• _Annotated element listings_
-- Begin --
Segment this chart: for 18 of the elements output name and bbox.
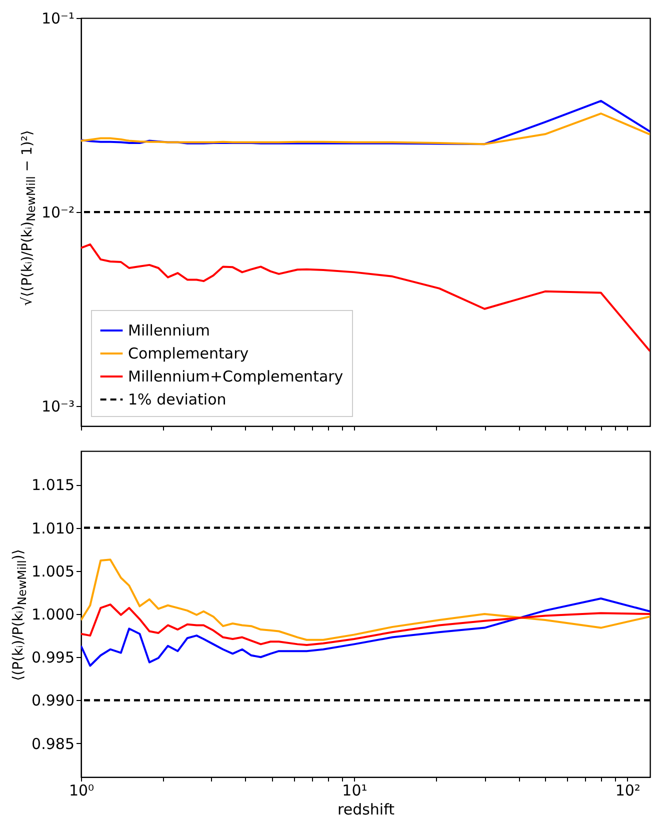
y-tick-label: 10⁻¹ [41, 10, 74, 28]
y-tick-label: 1.005 [32, 562, 74, 580]
y-tick-label: 10⁻³ [41, 398, 74, 416]
y-tick-label: 0.995 [32, 648, 74, 667]
y-tick-label: 1.015 [32, 476, 74, 494]
x-tick-label: 10⁰ [68, 782, 94, 800]
y-tick-label: 1.000 [32, 606, 74, 624]
x-tick-label: 10¹ [342, 782, 368, 800]
y-tick-label: 0.985 [32, 734, 74, 753]
y-tick-label: 10⁻² [41, 204, 74, 222]
legend-label: Complementary [128, 344, 249, 362]
y-tick-label: 1.010 [32, 519, 74, 538]
y-tick-label: 0.990 [32, 692, 74, 710]
legend-label: Millennium [128, 322, 210, 340]
x-axis-title: redshift [338, 800, 395, 818]
legend-label: 1% deviation [128, 390, 226, 408]
legend-label: Millennium+Complementary [128, 368, 344, 386]
x-tick-label: 10² [615, 782, 640, 800]
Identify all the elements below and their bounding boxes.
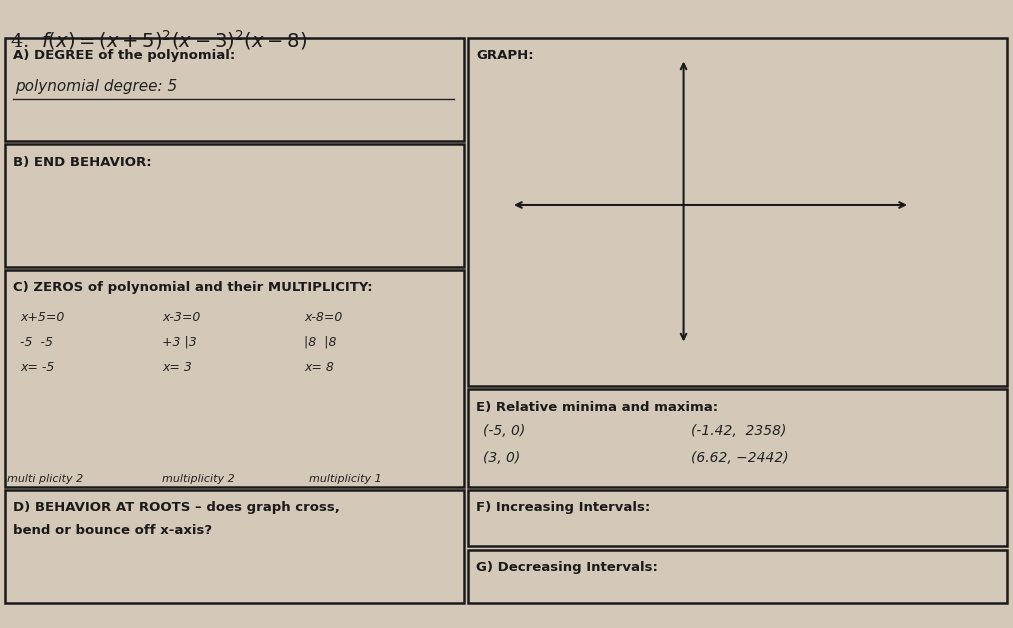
Text: |8  |8: |8 |8 — [304, 336, 336, 349]
Text: multiplicity 1: multiplicity 1 — [309, 474, 382, 484]
Text: -5  -5: -5 -5 — [20, 336, 54, 349]
Text: F) Increasing Intervals:: F) Increasing Intervals: — [476, 501, 650, 514]
Text: x= -5: x= -5 — [20, 361, 55, 374]
Text: D) BEHAVIOR AT ROOTS – does graph cross,: D) BEHAVIOR AT ROOTS – does graph cross, — [13, 501, 340, 514]
Bar — [5, 38, 464, 141]
Text: (6.62, −2442): (6.62, −2442) — [691, 451, 788, 465]
Text: multiplicity 2: multiplicity 2 — [162, 474, 235, 484]
Bar — [468, 389, 1007, 487]
Text: bend or bounce off x-axis?: bend or bounce off x-axis? — [13, 524, 213, 538]
Bar — [468, 490, 1007, 546]
Text: G) Decreasing Intervals:: G) Decreasing Intervals: — [476, 561, 658, 574]
Text: multi plicity 2: multi plicity 2 — [7, 474, 83, 484]
Text: GRAPH:: GRAPH: — [476, 49, 534, 62]
Bar — [5, 270, 464, 487]
Text: E) Relative minima and maxima:: E) Relative minima and maxima: — [476, 401, 718, 414]
Text: B) END BEHAVIOR:: B) END BEHAVIOR: — [13, 156, 152, 169]
Bar — [468, 550, 1007, 603]
Bar — [5, 144, 464, 267]
Text: (3, 0): (3, 0) — [483, 451, 521, 465]
Text: x= 8: x= 8 — [304, 361, 333, 374]
Text: (-1.42,  2358): (-1.42, 2358) — [691, 424, 786, 438]
Text: A) DEGREE of the polynomial:: A) DEGREE of the polynomial: — [13, 49, 235, 62]
Text: x+5=0: x+5=0 — [20, 311, 65, 324]
Text: 4.  $f(x) = (x+5)^2(x-3)^2(x-8)$: 4. $f(x) = (x+5)^2(x-3)^2(x-8)$ — [10, 28, 307, 52]
Bar — [468, 38, 1007, 386]
Text: polynomial degree: 5: polynomial degree: 5 — [15, 78, 177, 94]
Text: (-5, 0): (-5, 0) — [483, 424, 526, 438]
Text: x-8=0: x-8=0 — [304, 311, 342, 324]
Text: x-3=0: x-3=0 — [162, 311, 201, 324]
Text: x= 3: x= 3 — [162, 361, 191, 374]
Text: +3 |3: +3 |3 — [162, 336, 197, 349]
Bar — [5, 490, 464, 603]
Text: C) ZEROS of polynomial and their MULTIPLICITY:: C) ZEROS of polynomial and their MULTIPL… — [13, 281, 373, 295]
-- End --
• _What the task requires_
Extract every line of both listings above word for word and in the same order. Leave out the picture placeholders.

• _Worked answer_
Segment this chart: for 18 of the elements output name and bbox.
y-tick-label: 10⁻¹ [41, 10, 74, 28]
y-tick-label: 1.005 [32, 562, 74, 580]
y-tick-label: 10⁻³ [41, 398, 74, 416]
y-tick-label: 0.995 [32, 648, 74, 667]
y-tick-label: 1.015 [32, 476, 74, 494]
x-tick-label: 10⁰ [68, 782, 94, 800]
y-tick-label: 1.000 [32, 606, 74, 624]
x-tick-label: 10¹ [342, 782, 368, 800]
y-tick-label: 0.985 [32, 734, 74, 753]
y-tick-label: 10⁻² [41, 204, 74, 222]
legend-label: Complementary [128, 344, 249, 362]
y-tick-label: 1.010 [32, 519, 74, 538]
y-tick-label: 0.990 [32, 692, 74, 710]
legend-label: Millennium [128, 322, 210, 340]
x-axis-title: redshift [338, 800, 395, 818]
legend-label: 1% deviation [128, 390, 226, 408]
legend-label: Millennium+Complementary [128, 368, 344, 386]
x-tick-label: 10² [615, 782, 640, 800]
Identify all the elements below and their bounding boxes.
Text: |8  |8: |8 |8 — [304, 336, 336, 349]
Text: multiplicity 1: multiplicity 1 — [309, 474, 382, 484]
Text: -5  -5: -5 -5 — [20, 336, 54, 349]
Text: F) Increasing Intervals:: F) Increasing Intervals: — [476, 501, 650, 514]
Text: x= -5: x= -5 — [20, 361, 55, 374]
Text: D) BEHAVIOR AT ROOTS – does graph cross,: D) BEHAVIOR AT ROOTS – does graph cross, — [13, 501, 340, 514]
Bar — [5, 38, 464, 141]
Text: (6.62, −2442): (6.62, −2442) — [691, 451, 788, 465]
Text: multiplicity 2: multiplicity 2 — [162, 474, 235, 484]
Bar — [468, 389, 1007, 487]
Text: bend or bounce off x-axis?: bend or bounce off x-axis? — [13, 524, 213, 538]
Bar — [468, 490, 1007, 546]
Text: G) Decreasing Intervals:: G) Decreasing Intervals: — [476, 561, 658, 574]
Text: multi plicity 2: multi plicity 2 — [7, 474, 83, 484]
Text: GRAPH:: GRAPH: — [476, 49, 534, 62]
Bar — [5, 270, 464, 487]
Text: E) Relative minima and maxima:: E) Relative minima and maxima: — [476, 401, 718, 414]
Text: B) END BEHAVIOR:: B) END BEHAVIOR: — [13, 156, 152, 169]
Bar — [468, 550, 1007, 603]
Bar — [5, 144, 464, 267]
Text: (3, 0): (3, 0) — [483, 451, 521, 465]
Text: x= 8: x= 8 — [304, 361, 333, 374]
Text: (-1.42,  2358): (-1.42, 2358) — [691, 424, 786, 438]
Text: A) DEGREE of the polynomial:: A) DEGREE of the polynomial: — [13, 49, 235, 62]
Text: x+5=0: x+5=0 — [20, 311, 65, 324]
Text: 4.  $f(x) = (x+5)^2(x-3)^2(x-8)$: 4. $f(x) = (x+5)^2(x-3)^2(x-8)$ — [10, 28, 307, 52]
Bar — [468, 38, 1007, 386]
Text: polynomial degree: 5: polynomial degree: 5 — [15, 78, 177, 94]
Text: (-5, 0): (-5, 0) — [483, 424, 526, 438]
Text: x-8=0: x-8=0 — [304, 311, 342, 324]
Text: x-3=0: x-3=0 — [162, 311, 201, 324]
Text: x= 3: x= 3 — [162, 361, 191, 374]
Text: +3 |3: +3 |3 — [162, 336, 197, 349]
Bar — [5, 490, 464, 603]
Text: C) ZEROS of polynomial and their MULTIPLICITY:: C) ZEROS of polynomial and their MULTIPL… — [13, 281, 373, 295]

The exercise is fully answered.